# Yapılacak işler
**1.** Aşağıdaki ifadelerin çocuk ve ergene sevgi gösterme üzerine olan metinle uyuşup uyuşmadığını belirtin: (a) Ergene sevgi göstermek için onu okşamak veya öpmek yeterlidir. (b) Çocuğun başını okşamak bir sevgi gösterim şekli olabilir. (c) Ergenin başarısızlıkları abartılmalıdır. Her biri için evet ya da hayır deyin ve metinden belirleyici sözleri aynen alıntılayın.
**2.** Çocuk ve ergene sevgi gösterme üzerine olan metinde "Çocuğa bir hareket" sözleriyle başlayıp "teknoloji bağımlısı olmaktadır." sözlerine kadar giden bölümü kelimesi kelimesine aktarın.
**3.** Çocuk ve ergene sevgi gösterme üzerine olan metni son cümlesinden sonra devam ettirin.

# Sağlanan metin
Çocuğa bir hareket ve serbestlik alanı tanımayan aile içi aşırı ilgi, sevgi ve ihtimam, çocuk ve ergende bıkkınlık, rahatsızlık meydana getirmektedir. Bu durumda çocuk ya da ergen aileden uzaklaşma eğilimi içerisine girmekte ve aileyi önemsiz addetmektedir. Dış dünyaya yönelen çocuk orada da dengeli bir ilgi, sevgi ve ihtimam bulamaz ise ya kendi içine kapanmakta ya da sosyal medyaya bağımlı hale gelerek bireyselleşmekte ya da madde ve/veya teknoloji bağımlısı olmaktadır.

Çocuklara gösterilen sevgi tarzı ile ergenlere gösterilen sevgi tarzı aynı olmamalıdır. Çocuğun istediklerini almak, onun başını okşamak, onu öpmek bir sevgi gösterim şekli olabilir. Ergenlere sevgi yönetmek, onun isteklerini sadece almak şeklinde olmamalı, onu okşamak veya öpmek de yeterli değildir. Yaşadığı gelgit olayına denk düşecek bir sevgi gösterimi gerekir. Bunun için kendisine değer vermek, onu önemsemek, yetişmiş yerine koymak, aile içi kararlara onu iştirak ettirerek sorumluluk yüklemek, başarılarını takdir etmek ve başarısızlıklarını abartmamak gerekir. Başarısızlıklarını ne görmemezlikten gelmek ne de abartmak. Sendeletmek ve fakat düşürmemek. Böylelikle başarısızlıklarının bir güven krizine dönüşmesine mâni olmak gerekmektedir.

# Sağlanan veriler

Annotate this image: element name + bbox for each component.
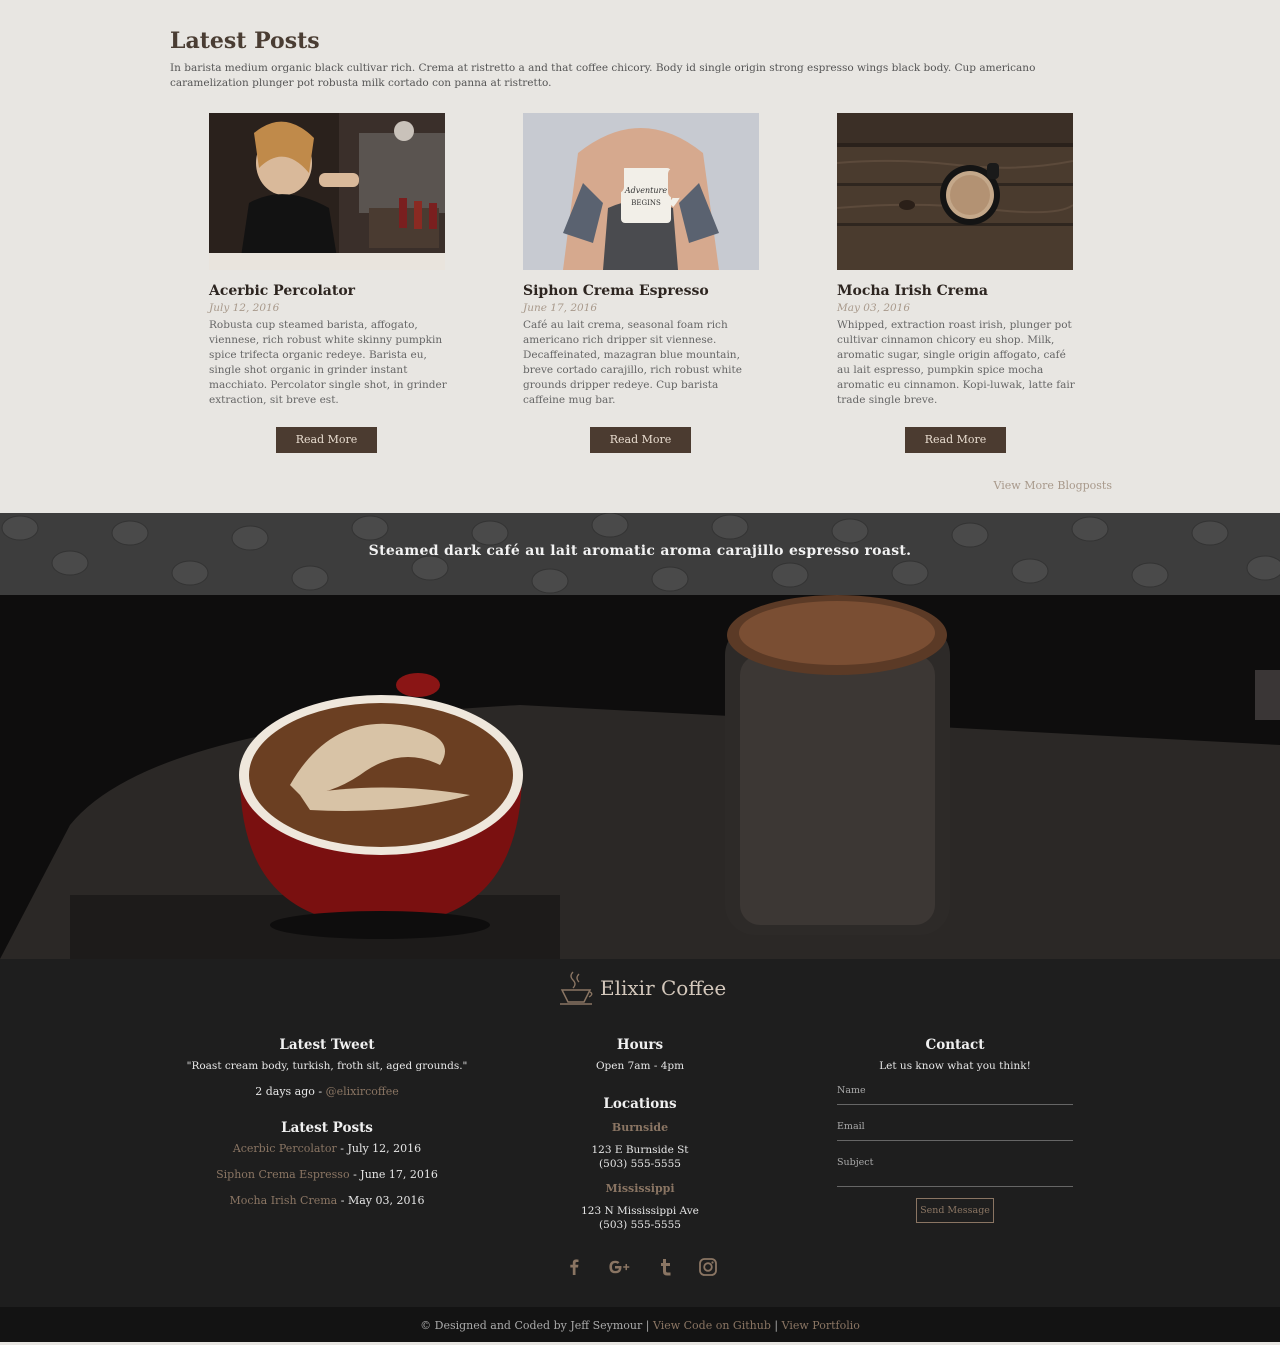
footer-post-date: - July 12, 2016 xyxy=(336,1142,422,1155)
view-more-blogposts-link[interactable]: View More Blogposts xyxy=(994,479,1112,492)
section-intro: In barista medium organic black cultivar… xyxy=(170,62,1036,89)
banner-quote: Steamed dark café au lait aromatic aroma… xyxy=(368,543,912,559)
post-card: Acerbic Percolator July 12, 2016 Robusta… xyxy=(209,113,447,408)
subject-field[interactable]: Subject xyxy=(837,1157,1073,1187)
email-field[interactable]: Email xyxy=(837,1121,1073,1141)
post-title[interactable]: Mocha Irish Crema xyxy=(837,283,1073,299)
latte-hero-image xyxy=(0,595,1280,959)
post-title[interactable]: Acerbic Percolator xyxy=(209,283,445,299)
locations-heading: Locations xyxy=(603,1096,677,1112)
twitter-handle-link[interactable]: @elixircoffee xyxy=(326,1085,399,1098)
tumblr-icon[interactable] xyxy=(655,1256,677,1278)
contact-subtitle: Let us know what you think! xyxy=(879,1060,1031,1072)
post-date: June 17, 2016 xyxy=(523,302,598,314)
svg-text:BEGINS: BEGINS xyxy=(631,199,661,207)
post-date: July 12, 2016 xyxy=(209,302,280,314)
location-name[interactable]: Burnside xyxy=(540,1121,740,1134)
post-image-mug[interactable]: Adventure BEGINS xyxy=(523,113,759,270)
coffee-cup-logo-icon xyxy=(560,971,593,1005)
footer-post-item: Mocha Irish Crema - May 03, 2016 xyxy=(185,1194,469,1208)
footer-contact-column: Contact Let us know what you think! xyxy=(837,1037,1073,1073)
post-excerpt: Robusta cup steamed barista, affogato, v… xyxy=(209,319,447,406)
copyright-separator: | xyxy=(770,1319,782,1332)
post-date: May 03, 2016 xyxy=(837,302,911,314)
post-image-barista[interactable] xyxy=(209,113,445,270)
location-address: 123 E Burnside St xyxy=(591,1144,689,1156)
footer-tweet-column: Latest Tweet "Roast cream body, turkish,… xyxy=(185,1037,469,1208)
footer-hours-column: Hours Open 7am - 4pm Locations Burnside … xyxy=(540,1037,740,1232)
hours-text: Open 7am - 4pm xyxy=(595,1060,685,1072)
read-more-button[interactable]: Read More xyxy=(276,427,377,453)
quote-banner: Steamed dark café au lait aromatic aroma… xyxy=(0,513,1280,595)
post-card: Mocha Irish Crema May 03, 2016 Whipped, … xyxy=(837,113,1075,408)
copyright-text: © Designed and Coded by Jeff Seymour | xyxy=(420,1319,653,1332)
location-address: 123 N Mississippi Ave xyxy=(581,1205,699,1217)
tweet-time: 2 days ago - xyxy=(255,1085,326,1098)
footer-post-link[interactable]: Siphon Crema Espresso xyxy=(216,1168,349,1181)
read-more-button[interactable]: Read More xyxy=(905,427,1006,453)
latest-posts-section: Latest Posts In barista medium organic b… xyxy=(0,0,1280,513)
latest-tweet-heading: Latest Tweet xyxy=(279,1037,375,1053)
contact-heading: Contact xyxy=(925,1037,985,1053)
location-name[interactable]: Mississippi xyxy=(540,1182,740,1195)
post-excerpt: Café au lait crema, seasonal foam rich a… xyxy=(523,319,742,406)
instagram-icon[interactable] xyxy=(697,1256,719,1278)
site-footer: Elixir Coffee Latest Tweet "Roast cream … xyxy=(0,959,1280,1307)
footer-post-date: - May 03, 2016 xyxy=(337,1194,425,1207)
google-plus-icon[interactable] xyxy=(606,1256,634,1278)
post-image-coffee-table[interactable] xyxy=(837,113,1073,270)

# Görev sonuçları
**1.**
(a) Hayır: "onu okşamak veya öpmek de yeterli değildir."
(b) Evet: "Çocuğun istediklerini almak, onun başını okşamak, onu öpmek bir sevgi gösterim şekli olabilir."
(c) Hayır: "başarılarını takdir etmek ve başarısızlıklarını abartmamak gerekir."

**2.**
Çocuğa bir hareket ve serbestlik alanı tanımayan aile içi aşırı ilgi, sevgi ve ihtimam, çocuk ve ergende bıkkınlık, rahatsızlık meydana getirmektedir. Bu durumda çocuk ya da ergen aileden uzaklaşma eğilimi içerisine girmekte ve aileyi önemsiz addetmektedir. Dış dünyaya yönelen çocuk orada da dengeli bir ilgi, sevgi ve ihtimam bulamaz ise ya kendi içine kapanmakta ya da sosyal medyaya bağımlı hale gelerek bireyselleşmekte ya da madde ve/veya teknoloji bağımlısı olmaktadır.

**3.**
Aile İçi Özdeşleşmede Güç ve Üstünlük

Çocukluk döneminden ergenlik dönemine geçilirken model alarak özdeşlemede etkili olan parametre, sevgiden güç otorite ve hakimiyet alanına kaymaktadır. Ergen gücü, hakimiyet kurmayı, başarıyı, saygınlığı referans olarak almaktadır. Ergenler genellikle aile içerisinde hakimiyet kuran bireyi model alarak onunla özdeşleşme içerisine girmektedir. Yapılan çalışmalara göre babanın hakimiyeti olan ailelerde ergenler baba ile; annenin hakim olduğu ailelerde anne ile özdeşleşmektedirler. Babanın hakimiyetinin olduğu ailelerde yetişen erkek çocuklar, annenin hakimiyeti olan ailelerdeki erkek çocuklardan daha uyumludurlar.

Aile İçi Özdeşleşmede Benzerlik Faktörü

Özdeşleşmede benzerlik faktörü cinsiyet, fiziksel ve psikolojik (mizaç, huy, karakter, davranış) benzerliklerdir. Bunlar arasında cinsiyet faktörü, genellikle, kızların anneleriyle erkeklerin babaları ile özdeşleşmesinde etkili olmaktadır. Bununla beraber, model almada diğer fiziksel ve psikolojik benzerlikler etkili olabilmektedir.

Aile İçi Özdeşleşmede Disiplin Faktörü

Aile içi disiplinin oluşturulmasında aile bireylerinin izlediği yol, takındığı tavır önemlidir. Aile içi disiplin iki kategoride ele alınmaktadır: Güç Kaynaklı Disiplin, Sevgi Kaynaklı Disiplin.
Sevgi Kaynaklı Disiplin, “İstenmeyen davranışlarda bulunan bir kişiyi, onu ikna ederek vaz geçirmeye çalışma, hayal kırıklığı gösterme, ona aldırmaz gibi davranma, sevgi, şefkat ve anlayışın şarta bağlı olarak verilmesi” şeklinde tanımlanırken; Güç Kaynaklı Disiplinde, “İstenmeyen davranışlarda bulunan kişinin suçuna karşılık olarak onu tehdit etme, azarlama, bağırma, dayak vb. fiziki cezaya çarptırma” şeklinde tanımlanmaktadır.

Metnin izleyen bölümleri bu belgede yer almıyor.